╭─ Supplied data
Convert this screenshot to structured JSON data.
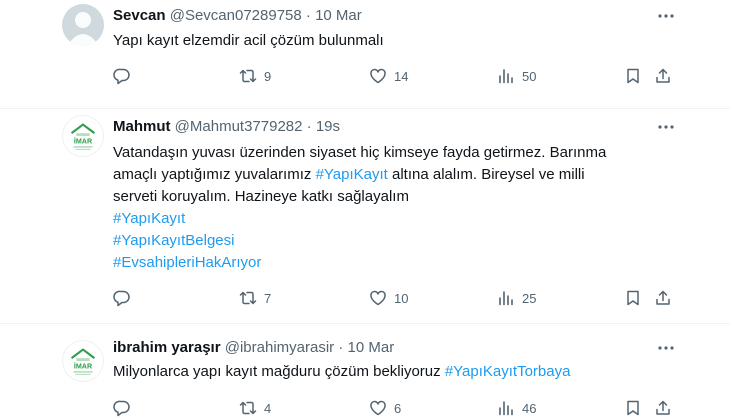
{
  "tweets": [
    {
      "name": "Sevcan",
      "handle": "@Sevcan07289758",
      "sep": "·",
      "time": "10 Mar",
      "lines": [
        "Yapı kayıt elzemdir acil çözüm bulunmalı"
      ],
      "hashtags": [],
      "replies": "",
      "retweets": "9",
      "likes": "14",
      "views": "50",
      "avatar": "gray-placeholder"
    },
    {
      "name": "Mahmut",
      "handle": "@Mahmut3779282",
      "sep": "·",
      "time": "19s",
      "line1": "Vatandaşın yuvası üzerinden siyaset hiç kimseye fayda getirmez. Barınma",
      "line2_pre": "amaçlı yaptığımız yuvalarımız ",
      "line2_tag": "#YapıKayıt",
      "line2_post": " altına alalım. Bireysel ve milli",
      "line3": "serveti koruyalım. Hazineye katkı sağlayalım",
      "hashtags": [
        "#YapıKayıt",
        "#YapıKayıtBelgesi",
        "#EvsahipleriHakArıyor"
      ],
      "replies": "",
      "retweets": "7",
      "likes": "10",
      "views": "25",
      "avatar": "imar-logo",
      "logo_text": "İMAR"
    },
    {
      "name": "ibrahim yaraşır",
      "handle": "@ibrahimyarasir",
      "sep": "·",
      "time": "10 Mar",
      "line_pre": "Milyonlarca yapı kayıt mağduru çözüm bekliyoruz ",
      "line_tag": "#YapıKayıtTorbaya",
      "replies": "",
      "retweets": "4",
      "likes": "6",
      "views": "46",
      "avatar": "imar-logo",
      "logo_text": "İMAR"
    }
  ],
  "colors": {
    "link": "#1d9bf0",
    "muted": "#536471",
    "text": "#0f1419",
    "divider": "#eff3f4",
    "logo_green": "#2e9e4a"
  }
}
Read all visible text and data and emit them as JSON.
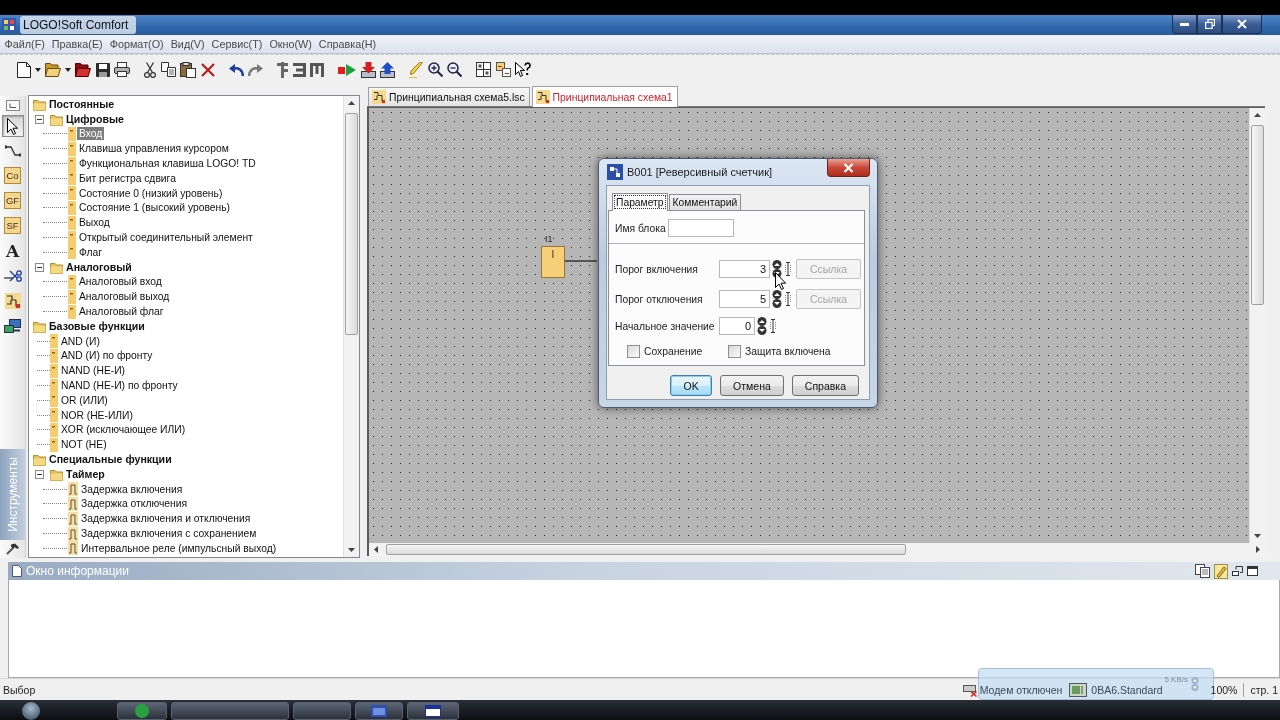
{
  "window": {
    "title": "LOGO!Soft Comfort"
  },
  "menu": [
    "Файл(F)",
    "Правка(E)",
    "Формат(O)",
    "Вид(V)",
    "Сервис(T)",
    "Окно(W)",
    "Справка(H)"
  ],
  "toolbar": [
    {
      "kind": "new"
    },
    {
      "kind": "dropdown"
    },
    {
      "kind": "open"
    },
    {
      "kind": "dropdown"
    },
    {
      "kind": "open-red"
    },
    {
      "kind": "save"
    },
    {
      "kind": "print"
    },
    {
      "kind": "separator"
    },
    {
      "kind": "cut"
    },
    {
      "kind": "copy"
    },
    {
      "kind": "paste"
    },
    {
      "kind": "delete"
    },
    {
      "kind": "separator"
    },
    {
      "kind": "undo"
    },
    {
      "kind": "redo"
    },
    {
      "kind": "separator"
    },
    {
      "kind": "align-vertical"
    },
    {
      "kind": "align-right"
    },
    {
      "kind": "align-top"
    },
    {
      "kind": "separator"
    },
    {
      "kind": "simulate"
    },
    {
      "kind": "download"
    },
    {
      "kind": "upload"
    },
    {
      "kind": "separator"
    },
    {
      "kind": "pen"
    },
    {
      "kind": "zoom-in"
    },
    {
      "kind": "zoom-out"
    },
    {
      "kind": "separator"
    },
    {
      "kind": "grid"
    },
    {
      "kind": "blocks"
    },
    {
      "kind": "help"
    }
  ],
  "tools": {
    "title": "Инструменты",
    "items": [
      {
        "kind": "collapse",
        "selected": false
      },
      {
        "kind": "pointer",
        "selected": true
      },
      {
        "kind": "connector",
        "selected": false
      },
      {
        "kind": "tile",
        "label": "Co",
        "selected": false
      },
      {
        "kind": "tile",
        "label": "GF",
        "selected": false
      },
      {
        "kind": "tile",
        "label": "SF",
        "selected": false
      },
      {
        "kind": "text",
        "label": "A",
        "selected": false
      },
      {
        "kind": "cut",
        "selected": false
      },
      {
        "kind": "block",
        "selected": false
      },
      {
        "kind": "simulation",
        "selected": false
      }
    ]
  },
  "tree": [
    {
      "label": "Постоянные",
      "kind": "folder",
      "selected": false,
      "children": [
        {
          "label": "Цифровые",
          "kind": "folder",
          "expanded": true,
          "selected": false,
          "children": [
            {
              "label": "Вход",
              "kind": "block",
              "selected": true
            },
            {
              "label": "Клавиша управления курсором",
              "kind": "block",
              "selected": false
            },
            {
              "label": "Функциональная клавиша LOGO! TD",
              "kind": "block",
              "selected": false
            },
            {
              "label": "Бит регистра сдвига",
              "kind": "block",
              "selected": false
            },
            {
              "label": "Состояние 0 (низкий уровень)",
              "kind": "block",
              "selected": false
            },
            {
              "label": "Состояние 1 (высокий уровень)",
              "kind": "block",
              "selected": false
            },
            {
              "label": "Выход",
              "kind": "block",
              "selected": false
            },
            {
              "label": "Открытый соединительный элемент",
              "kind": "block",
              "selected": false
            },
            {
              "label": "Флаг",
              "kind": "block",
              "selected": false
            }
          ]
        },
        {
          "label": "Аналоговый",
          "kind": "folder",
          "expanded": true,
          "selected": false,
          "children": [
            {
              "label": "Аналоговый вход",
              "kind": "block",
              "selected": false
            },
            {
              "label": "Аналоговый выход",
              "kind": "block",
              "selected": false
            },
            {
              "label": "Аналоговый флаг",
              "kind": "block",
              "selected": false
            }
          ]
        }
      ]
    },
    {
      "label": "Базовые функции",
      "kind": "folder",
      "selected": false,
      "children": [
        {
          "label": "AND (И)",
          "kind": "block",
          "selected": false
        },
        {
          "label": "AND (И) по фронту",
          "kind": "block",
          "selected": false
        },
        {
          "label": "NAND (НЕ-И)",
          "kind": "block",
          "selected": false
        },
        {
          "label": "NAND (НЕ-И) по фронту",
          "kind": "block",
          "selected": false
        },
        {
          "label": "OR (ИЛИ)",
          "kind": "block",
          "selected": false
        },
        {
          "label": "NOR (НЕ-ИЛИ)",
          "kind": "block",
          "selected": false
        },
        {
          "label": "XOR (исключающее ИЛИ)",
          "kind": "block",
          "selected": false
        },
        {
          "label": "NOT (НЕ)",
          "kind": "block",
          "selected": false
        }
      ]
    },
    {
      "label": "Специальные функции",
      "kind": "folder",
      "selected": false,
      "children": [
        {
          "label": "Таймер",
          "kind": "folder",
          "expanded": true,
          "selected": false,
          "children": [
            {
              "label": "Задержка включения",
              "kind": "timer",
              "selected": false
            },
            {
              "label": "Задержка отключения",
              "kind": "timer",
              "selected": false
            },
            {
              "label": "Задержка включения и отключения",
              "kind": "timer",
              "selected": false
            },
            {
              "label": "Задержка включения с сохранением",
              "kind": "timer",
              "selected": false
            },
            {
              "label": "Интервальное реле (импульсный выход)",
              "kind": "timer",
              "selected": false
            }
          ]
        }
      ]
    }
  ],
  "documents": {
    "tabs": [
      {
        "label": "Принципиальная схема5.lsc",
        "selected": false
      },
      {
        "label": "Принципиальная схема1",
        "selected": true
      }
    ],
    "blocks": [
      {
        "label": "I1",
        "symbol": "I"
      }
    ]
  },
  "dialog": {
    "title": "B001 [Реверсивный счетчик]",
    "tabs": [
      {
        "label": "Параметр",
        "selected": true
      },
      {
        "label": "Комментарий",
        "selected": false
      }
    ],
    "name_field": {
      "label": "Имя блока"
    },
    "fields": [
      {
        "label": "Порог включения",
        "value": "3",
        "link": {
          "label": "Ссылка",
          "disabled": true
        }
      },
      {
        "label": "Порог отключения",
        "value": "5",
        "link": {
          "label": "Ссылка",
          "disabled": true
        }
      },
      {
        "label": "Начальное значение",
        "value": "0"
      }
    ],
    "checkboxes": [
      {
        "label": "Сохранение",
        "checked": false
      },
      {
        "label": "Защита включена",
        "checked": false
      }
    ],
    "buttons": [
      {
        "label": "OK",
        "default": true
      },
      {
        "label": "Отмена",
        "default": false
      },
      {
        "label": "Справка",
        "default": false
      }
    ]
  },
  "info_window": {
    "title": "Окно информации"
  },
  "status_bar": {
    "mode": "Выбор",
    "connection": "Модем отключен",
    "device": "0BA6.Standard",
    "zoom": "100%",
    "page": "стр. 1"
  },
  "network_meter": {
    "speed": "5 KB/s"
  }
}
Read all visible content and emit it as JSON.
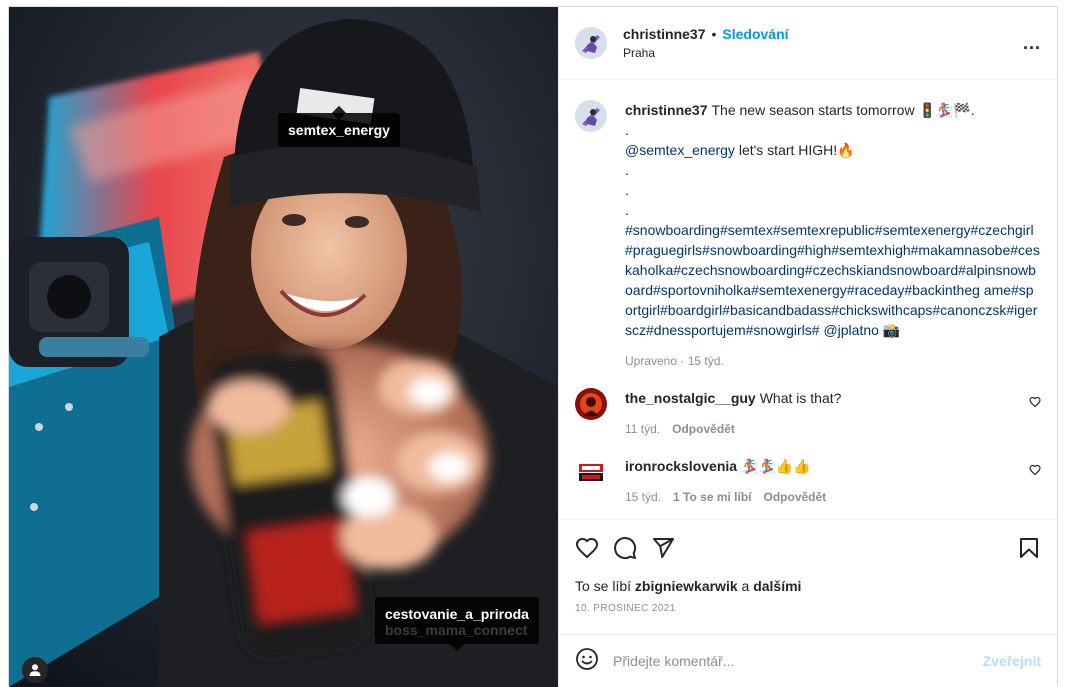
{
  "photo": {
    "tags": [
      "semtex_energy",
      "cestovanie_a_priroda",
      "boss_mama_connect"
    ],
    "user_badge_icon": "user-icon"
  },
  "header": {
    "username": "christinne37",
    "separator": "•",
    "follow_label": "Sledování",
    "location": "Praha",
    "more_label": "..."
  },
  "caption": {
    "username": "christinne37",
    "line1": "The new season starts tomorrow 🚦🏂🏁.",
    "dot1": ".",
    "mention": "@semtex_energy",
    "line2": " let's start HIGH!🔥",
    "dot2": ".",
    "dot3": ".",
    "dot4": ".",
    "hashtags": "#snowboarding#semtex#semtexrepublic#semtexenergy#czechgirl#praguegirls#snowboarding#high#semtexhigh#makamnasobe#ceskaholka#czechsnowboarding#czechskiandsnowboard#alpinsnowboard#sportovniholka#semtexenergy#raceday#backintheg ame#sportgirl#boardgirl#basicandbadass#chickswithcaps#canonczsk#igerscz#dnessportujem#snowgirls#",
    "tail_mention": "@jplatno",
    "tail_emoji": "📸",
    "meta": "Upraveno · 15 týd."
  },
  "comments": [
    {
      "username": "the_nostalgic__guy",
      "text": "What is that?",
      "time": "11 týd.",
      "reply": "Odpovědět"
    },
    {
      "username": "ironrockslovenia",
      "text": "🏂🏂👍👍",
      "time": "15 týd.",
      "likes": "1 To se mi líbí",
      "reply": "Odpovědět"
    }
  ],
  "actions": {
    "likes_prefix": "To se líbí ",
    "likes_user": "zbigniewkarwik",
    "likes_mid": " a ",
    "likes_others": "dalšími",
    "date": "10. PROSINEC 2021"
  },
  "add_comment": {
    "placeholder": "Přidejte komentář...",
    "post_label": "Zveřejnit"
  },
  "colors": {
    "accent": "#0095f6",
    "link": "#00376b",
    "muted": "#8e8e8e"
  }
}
╰─
■ **What is needed**
Copy out every line that includes the word "функции".

■ **Written solution**
      "label": "Базовые функции",
      "label": "Специальные функции",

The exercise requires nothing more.